| WORK TO BE COMPLETED |
Make an exact copy of all the material below, apart from the pictures.

■ ■ ■ ■ ■ ■ ■

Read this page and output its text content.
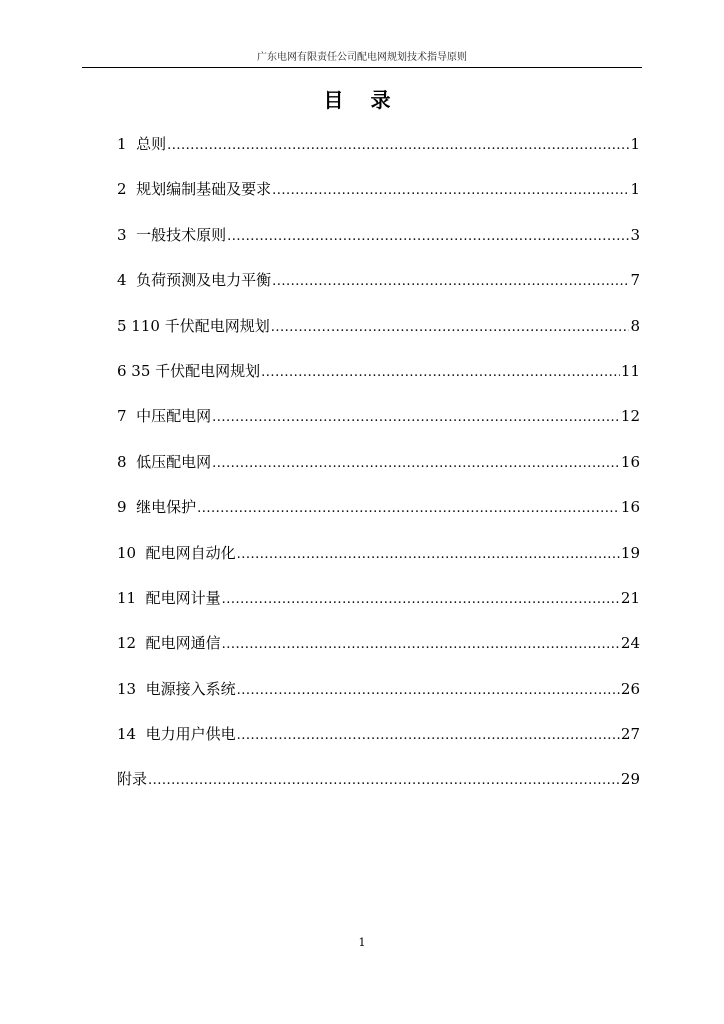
广东电网有限责任公司配电网规划技术指导原则
目 录
1  总则 .....	1
2  规划编制基础及要求 .....	1
3  一般技术原则 .....	3
4  负荷预测及电力平衡 .....	7
5 110 千伏配电网规划 .....	8
6 35 千伏配电网规划 .....	11
7  中压配电网 .....	12
8  低压配电网 .....	16
9  继电保护 .....	16
10  配电网自动化 .....	19
11  配电网计量 .....	21
12  配电网通信 .....	24
13  电源接入系统 .....	26
14  电力用户供电 .....	27
附录 .....	29
1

■ ■ ■ ■ ■ ■ ■

| RESPONSE TO THE TASK |
Read this page and output its text content.
广东电网有限责任公司配电网规划技术指导原则
目 录
1  总则 .....	1
2  规划编制基础及要求 .....	1
3  一般技术原则 .....	3
4  负荷预测及电力平衡 .....	7
5 110 千伏配电网规划 .....	8
6 35 千伏配电网规划 .....	11
7  中压配电网 .....	12
8  低压配电网 .....	16
9  继电保护 .....	16
10  配电网自动化 .....	19
11  配电网计量 .....	21
12  配电网通信 .....	24
13  电源接入系统 .....	26
14  电力用户供电 .....	27
附录 .....	29
1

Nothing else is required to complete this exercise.